My very first MMO (if it could really be called that) was Federation on AOL in the mid-90's.  It was a text-based sci-fi game in which you haul cargo, fight bad guys, and explore space.  If you got to a high enough level, you could actually create your own planet.  This was pretty fun (I liked the "pewpew" Han Solo vibe), but the grind was pretty rough.  It took a lot of cargo runs to get enough money to buy decent weapons.

 

I moved onto Dragonrealms, another text-based game on AOL (it still exists today, but is now hosted by Simutronics).  Unsurprisingly, it's a fantasy, swords & sorcery game.  It featured a very detailed world, but, again, it was a bit of a grind fest.  Experience was handled a bit differently than other games.  Skills are learned through repetition.  Unfortunately, some of the skills don't really lend themselves to that kind of learning.  For instance, learning magic devices, at an early level, basically entails focusing on a runestone every 20 seconds for an hour to get the learning rate up to a decent level.

++++

▶ _Task description_
Write out, word for word, the part of the passage on early text-based online games that opens with the words "My very first" and closes with "buy decent weapons.".

(Excerpts from a layout annotation set)
++++

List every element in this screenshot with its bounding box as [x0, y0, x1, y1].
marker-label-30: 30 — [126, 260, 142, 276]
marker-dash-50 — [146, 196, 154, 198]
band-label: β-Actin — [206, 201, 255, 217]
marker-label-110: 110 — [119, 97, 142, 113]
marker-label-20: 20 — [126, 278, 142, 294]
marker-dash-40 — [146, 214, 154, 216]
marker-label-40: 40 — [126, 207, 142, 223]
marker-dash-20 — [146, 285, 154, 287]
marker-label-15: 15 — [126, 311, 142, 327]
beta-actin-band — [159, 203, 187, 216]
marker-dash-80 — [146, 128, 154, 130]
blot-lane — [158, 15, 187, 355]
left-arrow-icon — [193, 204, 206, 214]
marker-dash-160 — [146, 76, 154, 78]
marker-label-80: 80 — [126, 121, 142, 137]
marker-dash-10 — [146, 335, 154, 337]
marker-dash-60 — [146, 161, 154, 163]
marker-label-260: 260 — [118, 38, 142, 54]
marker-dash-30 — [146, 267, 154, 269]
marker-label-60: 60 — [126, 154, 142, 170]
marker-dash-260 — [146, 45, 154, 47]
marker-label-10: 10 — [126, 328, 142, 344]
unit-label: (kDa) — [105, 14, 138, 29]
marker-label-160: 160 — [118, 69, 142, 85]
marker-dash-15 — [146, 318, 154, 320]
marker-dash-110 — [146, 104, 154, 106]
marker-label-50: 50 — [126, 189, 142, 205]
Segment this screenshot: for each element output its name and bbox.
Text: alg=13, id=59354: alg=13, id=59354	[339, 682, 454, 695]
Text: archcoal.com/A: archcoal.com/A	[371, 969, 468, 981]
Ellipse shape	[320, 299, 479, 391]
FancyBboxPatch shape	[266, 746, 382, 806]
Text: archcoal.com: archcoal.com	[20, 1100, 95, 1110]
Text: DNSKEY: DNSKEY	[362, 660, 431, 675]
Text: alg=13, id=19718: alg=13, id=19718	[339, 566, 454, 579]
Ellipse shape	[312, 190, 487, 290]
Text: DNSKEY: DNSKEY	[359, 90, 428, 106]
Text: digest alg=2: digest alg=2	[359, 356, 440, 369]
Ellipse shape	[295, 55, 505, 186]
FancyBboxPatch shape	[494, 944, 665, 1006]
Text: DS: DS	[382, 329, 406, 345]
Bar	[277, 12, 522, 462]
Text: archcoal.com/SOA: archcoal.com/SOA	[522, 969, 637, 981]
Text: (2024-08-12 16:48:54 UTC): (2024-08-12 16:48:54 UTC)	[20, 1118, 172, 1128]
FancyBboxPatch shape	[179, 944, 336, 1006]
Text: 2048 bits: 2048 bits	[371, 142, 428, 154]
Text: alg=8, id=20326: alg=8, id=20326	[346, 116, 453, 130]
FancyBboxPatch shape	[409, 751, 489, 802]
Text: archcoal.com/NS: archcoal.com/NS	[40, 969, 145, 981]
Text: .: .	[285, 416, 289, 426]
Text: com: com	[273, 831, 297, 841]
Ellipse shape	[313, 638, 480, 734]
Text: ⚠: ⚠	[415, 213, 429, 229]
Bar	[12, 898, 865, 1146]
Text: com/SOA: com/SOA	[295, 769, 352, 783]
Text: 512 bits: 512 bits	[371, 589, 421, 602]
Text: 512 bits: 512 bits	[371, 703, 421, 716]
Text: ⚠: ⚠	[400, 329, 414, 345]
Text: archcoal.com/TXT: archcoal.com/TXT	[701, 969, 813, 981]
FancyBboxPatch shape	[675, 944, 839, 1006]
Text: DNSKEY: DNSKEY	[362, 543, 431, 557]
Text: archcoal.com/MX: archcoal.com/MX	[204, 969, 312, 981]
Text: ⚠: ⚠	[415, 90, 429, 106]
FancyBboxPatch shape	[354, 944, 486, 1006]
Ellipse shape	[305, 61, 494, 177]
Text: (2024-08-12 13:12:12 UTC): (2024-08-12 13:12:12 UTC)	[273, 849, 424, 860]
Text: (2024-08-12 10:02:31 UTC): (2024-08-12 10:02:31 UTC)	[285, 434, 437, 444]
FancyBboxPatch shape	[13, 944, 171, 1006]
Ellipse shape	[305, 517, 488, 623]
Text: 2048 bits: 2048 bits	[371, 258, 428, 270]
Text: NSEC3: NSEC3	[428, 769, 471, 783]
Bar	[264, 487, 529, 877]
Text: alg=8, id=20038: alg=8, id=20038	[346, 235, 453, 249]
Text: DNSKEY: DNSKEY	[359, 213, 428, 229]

++++

▶ _Expected answer_
My very first MMO (if it could really be called that) was Federation on AOL in the mid-90's.  It was a text-based sci-fi game in which you haul cargo, fight bad guys, and explore space.  If you got to a high enough level, you could actually create your own planet.  This was pretty fun (I liked the "pewpew" Han Solo vibe), but the grind was pretty rough.  It took a lot of cargo runs to get enough money to buy decent weapons.